### Work required
Retype each record below word for word. Leave the pictures out.

——

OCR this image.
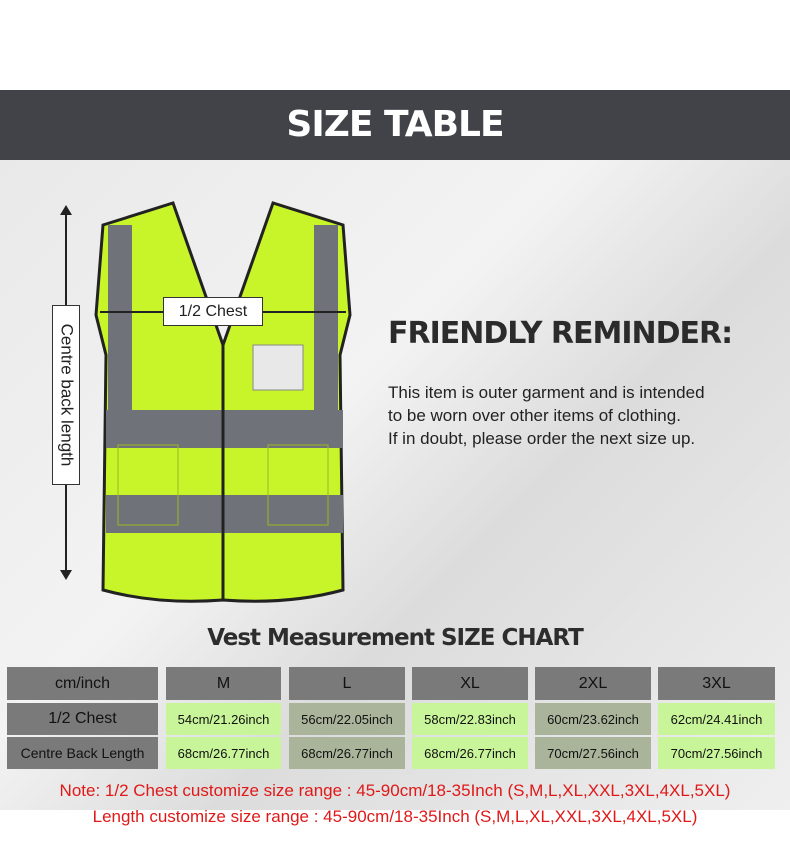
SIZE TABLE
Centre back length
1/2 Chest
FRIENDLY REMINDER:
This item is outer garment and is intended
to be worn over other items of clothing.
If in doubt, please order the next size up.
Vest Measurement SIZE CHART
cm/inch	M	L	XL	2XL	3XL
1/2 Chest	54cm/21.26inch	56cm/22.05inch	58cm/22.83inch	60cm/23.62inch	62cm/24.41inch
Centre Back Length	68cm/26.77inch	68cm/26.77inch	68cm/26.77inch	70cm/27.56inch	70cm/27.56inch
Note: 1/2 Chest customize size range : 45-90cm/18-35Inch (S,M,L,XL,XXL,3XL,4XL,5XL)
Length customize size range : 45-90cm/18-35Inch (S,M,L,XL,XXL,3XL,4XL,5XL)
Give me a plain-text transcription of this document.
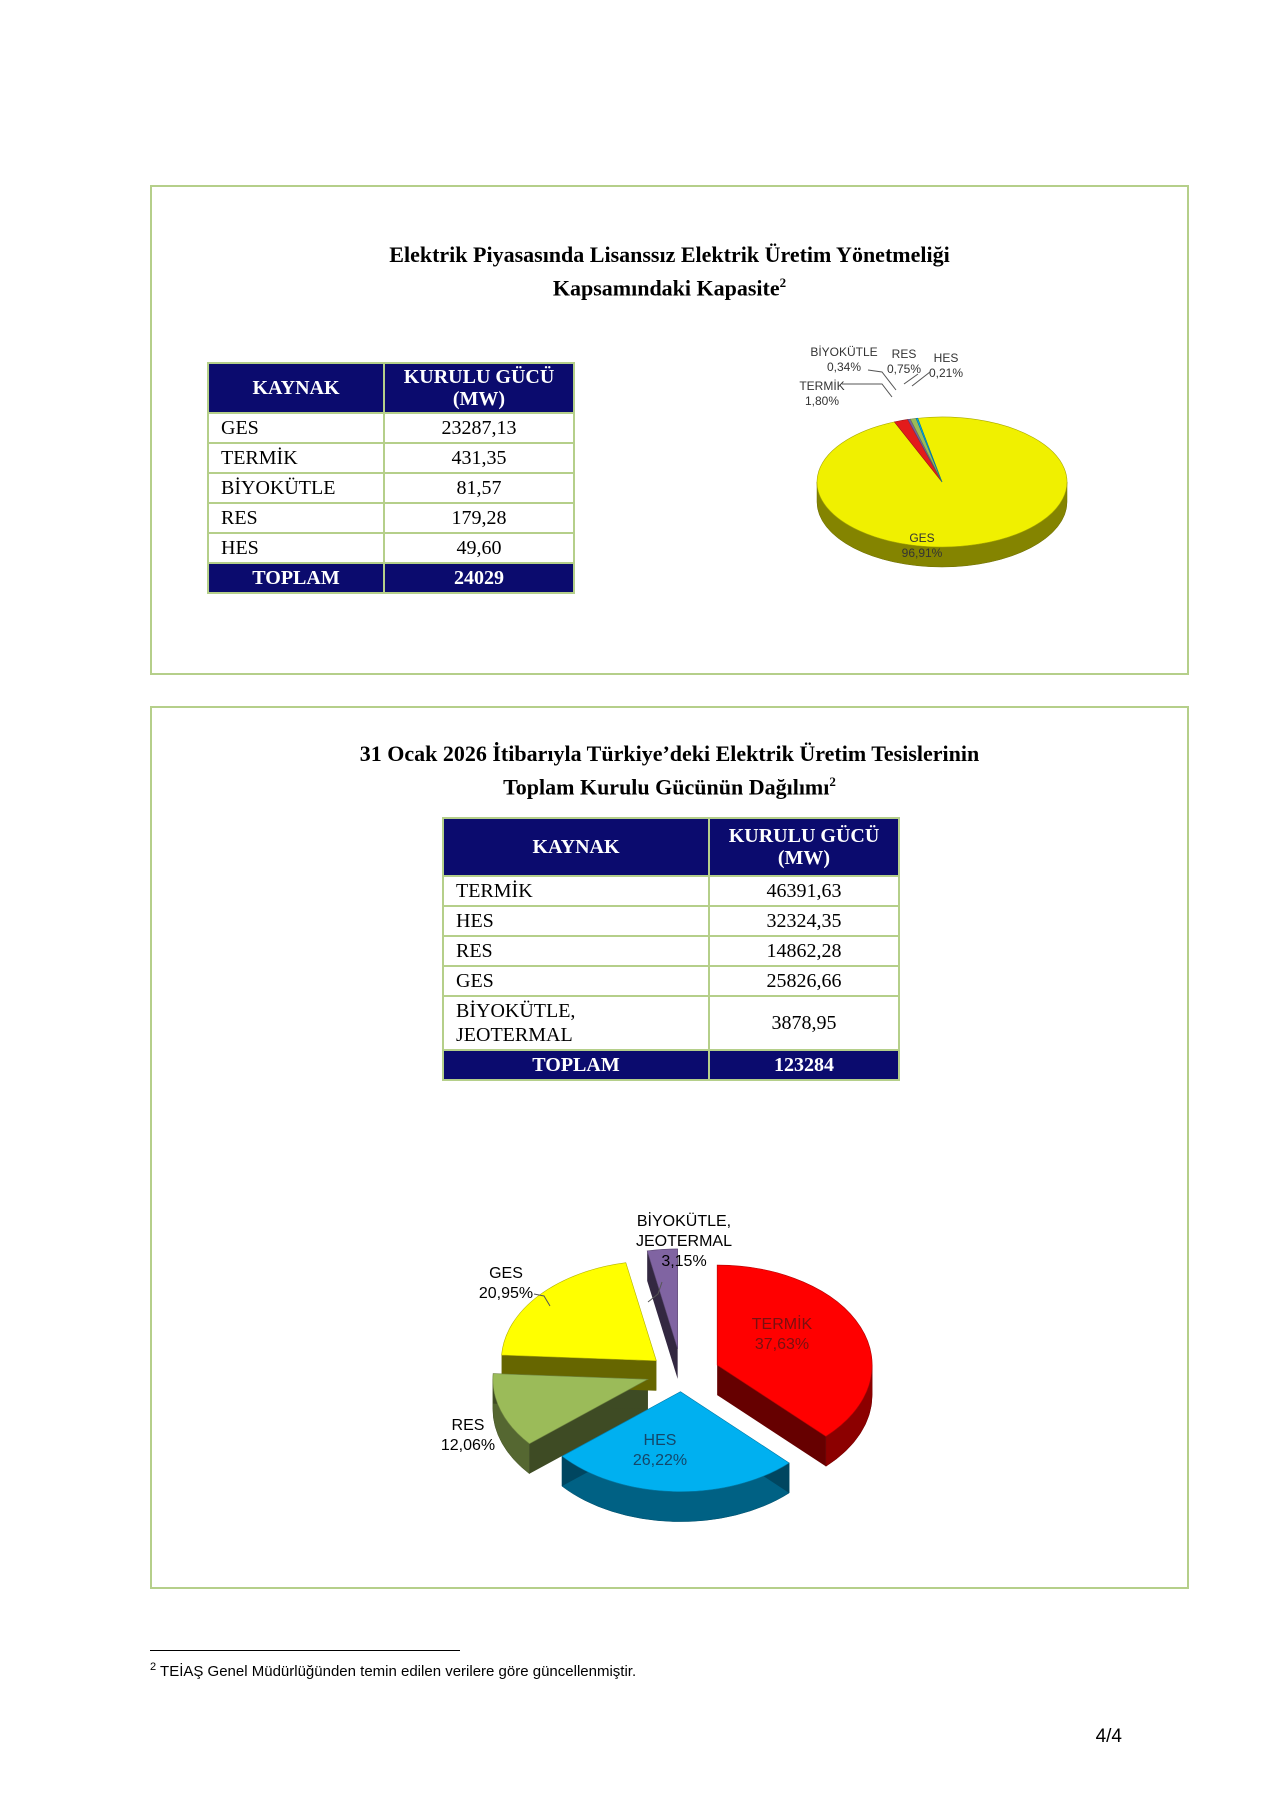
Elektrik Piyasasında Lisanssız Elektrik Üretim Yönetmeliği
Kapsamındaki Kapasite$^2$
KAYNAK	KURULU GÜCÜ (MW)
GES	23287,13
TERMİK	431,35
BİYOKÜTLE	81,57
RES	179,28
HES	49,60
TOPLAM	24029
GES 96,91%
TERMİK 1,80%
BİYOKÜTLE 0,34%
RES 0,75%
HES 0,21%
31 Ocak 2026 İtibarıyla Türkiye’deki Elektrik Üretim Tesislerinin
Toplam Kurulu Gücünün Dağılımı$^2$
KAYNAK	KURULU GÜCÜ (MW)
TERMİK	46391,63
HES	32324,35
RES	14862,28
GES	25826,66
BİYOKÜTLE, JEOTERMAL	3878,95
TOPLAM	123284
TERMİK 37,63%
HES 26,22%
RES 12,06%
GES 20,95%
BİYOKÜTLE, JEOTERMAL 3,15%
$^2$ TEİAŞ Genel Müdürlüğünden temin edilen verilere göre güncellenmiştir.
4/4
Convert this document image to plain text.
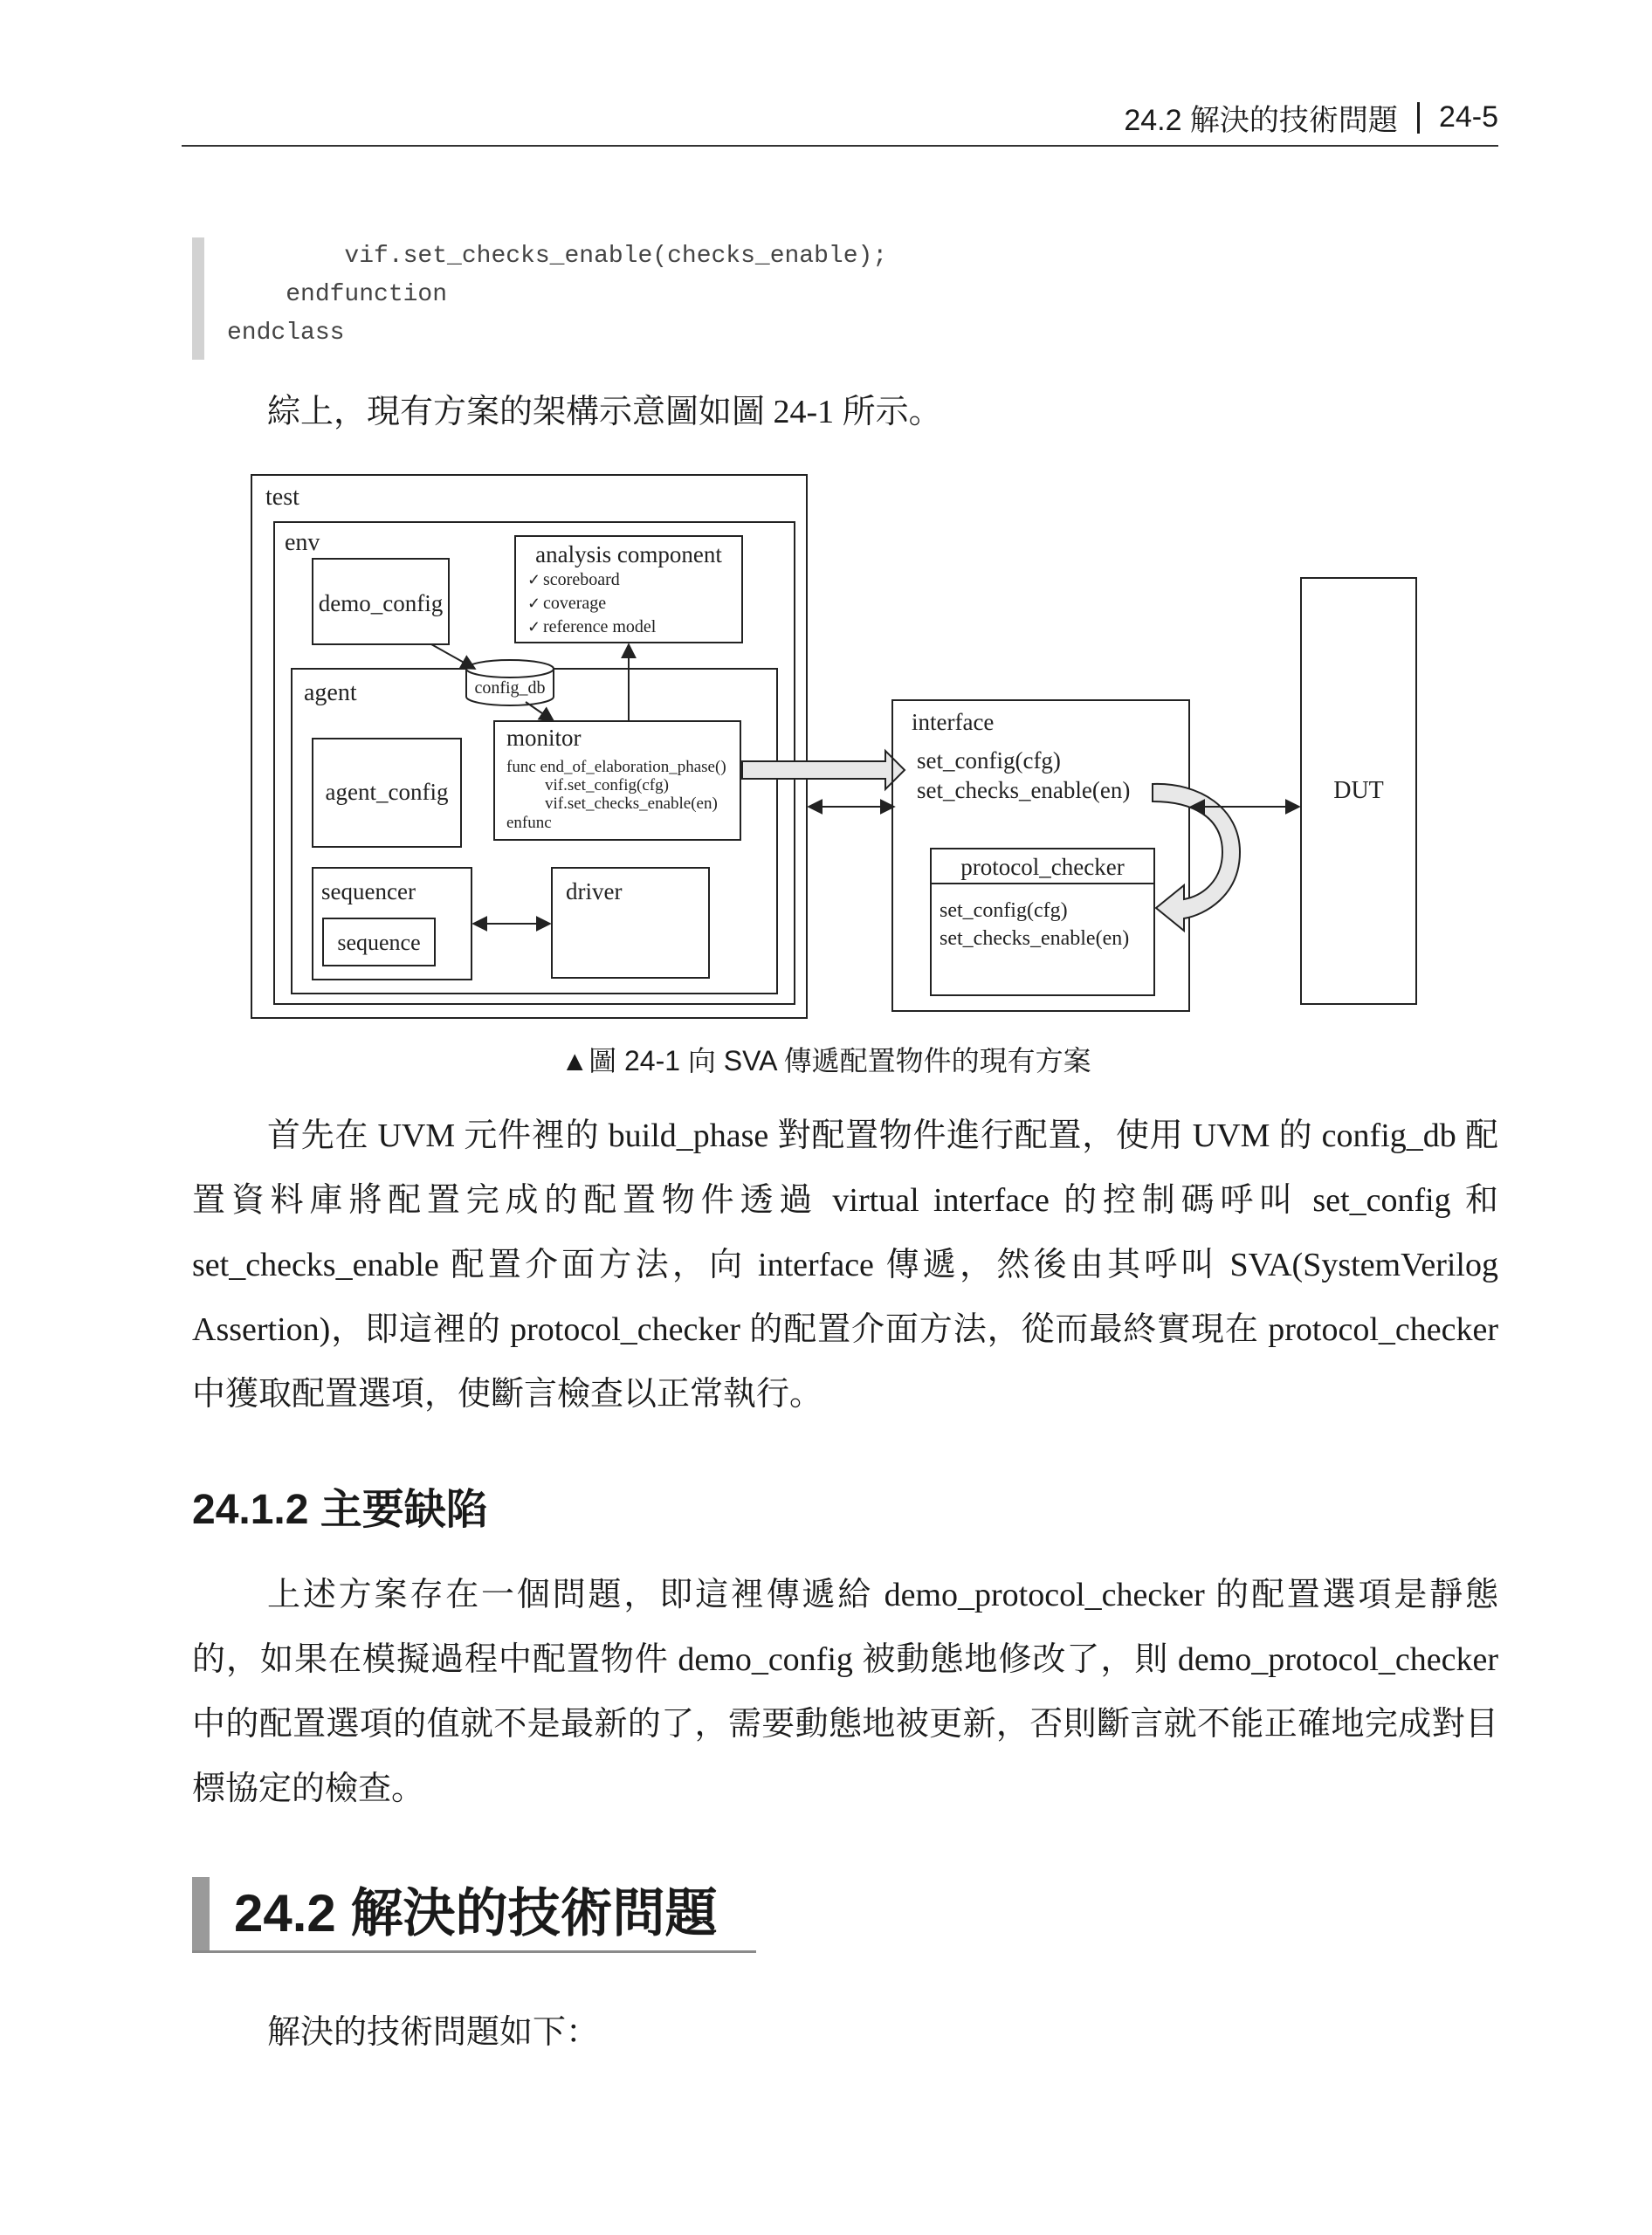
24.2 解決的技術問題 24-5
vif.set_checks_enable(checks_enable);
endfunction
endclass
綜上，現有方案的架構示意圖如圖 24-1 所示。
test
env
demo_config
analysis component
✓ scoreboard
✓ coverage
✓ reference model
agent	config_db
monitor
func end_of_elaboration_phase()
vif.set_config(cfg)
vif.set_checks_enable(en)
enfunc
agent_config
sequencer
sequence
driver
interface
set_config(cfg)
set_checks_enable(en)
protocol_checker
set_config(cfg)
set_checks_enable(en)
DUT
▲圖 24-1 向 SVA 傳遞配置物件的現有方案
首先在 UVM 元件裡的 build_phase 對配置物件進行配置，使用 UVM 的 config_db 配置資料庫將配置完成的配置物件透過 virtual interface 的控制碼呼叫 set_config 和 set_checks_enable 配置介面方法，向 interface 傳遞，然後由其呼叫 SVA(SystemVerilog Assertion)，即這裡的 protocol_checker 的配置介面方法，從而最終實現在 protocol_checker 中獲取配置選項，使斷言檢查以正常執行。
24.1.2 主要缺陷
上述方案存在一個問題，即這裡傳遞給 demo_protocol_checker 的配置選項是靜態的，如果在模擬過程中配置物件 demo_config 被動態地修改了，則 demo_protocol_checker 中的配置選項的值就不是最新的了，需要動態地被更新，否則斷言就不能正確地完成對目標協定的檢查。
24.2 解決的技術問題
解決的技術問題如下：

——

### Exercise response
OCR this image.
SIZE TABLE
Centre back length
1/2 Chest
FRIENDLY REMINDER:
This item is outer garment and is intended
to be worn over other items of clothing.
If in doubt, please order the next size up.
Vest Measurement SIZE CHART
cm/inch	M	L	XL	2XL	3XL
1/2 Chest	54cm/21.26inch	56cm/22.05inch	58cm/22.83inch	60cm/23.62inch	62cm/24.41inch
Centre Back Length	68cm/26.77inch	68cm/26.77inch	68cm/26.77inch	70cm/27.56inch	70cm/27.56inch
Note: 1/2 Chest customize size range : 45-90cm/18-35Inch (S,M,L,XL,XXL,3XL,4XL,5XL)
Length customize size range : 45-90cm/18-35Inch (S,M,L,XL,XXL,3XL,4XL,5XL)
Give me a plain-text transcription of this document.
Elektrik Piyasasında Lisanssız Elektrik Üretim Yönetmeliği
Kapsamındaki Kapasite$^2$
KAYNAK	KURULU GÜCÜ (MW)
GES	23287,13
TERMİK	431,35
BİYOKÜTLE	81,57
RES	179,28
HES	49,60
TOPLAM	24029
GES 96,91%
TERMİK 1,80%
BİYOKÜTLE 0,34%
RES 0,75%
HES 0,21%
31 Ocak 2026 İtibarıyla Türkiye’deki Elektrik Üretim Tesislerinin
Toplam Kurulu Gücünün Dağılımı$^2$
KAYNAK	KURULU GÜCÜ (MW)
TERMİK	46391,63
HES	32324,35
RES	14862,28
GES	25826,66
BİYOKÜTLE, JEOTERMAL	3878,95
TOPLAM	123284
TERMİK 37,63%
HES 26,22%
RES 12,06%
GES 20,95%
BİYOKÜTLE, JEOTERMAL 3,15%
$^2$ TEİAŞ Genel Müdürlüğünden temin edilen verilere göre güncellenmiştir.
4/4
Convert this document image to plain text.
24.2 解決的技術問題 24-5
vif.set_checks_enable(checks_enable);
endfunction
endclass
綜上，現有方案的架構示意圖如圖 24-1 所示。
test
env
demo_config
analysis component
✓ scoreboard
✓ coverage
✓ reference model
agent	config_db
monitor
func end_of_elaboration_phase()
vif.set_config(cfg)
vif.set_checks_enable(en)
enfunc
agent_config
sequencer
sequence
driver
interface
set_config(cfg)
set_checks_enable(en)
protocol_checker
set_config(cfg)
set_checks_enable(en)
DUT
▲圖 24-1 向 SVA 傳遞配置物件的現有方案
首先在 UVM 元件裡的 build_phase 對配置物件進行配置，使用 UVM 的 config_db 配置資料庫將配置完成的配置物件透過 virtual interface 的控制碼呼叫 set_config 和 set_checks_enable 配置介面方法，向 interface 傳遞，然後由其呼叫 SVA(SystemVerilog Assertion)，即這裡的 protocol_checker 的配置介面方法，從而最終實現在 protocol_checker 中獲取配置選項，使斷言檢查以正常執行。
24.1.2 主要缺陷
上述方案存在一個問題，即這裡傳遞給 demo_protocol_checker 的配置選項是靜態的，如果在模擬過程中配置物件 demo_config 被動態地修改了，則 demo_protocol_checker 中的配置選項的值就不是最新的了，需要動態地被更新，否則斷言就不能正確地完成對目標協定的檢查。
24.2 解決的技術問題
解決的技術問題如下：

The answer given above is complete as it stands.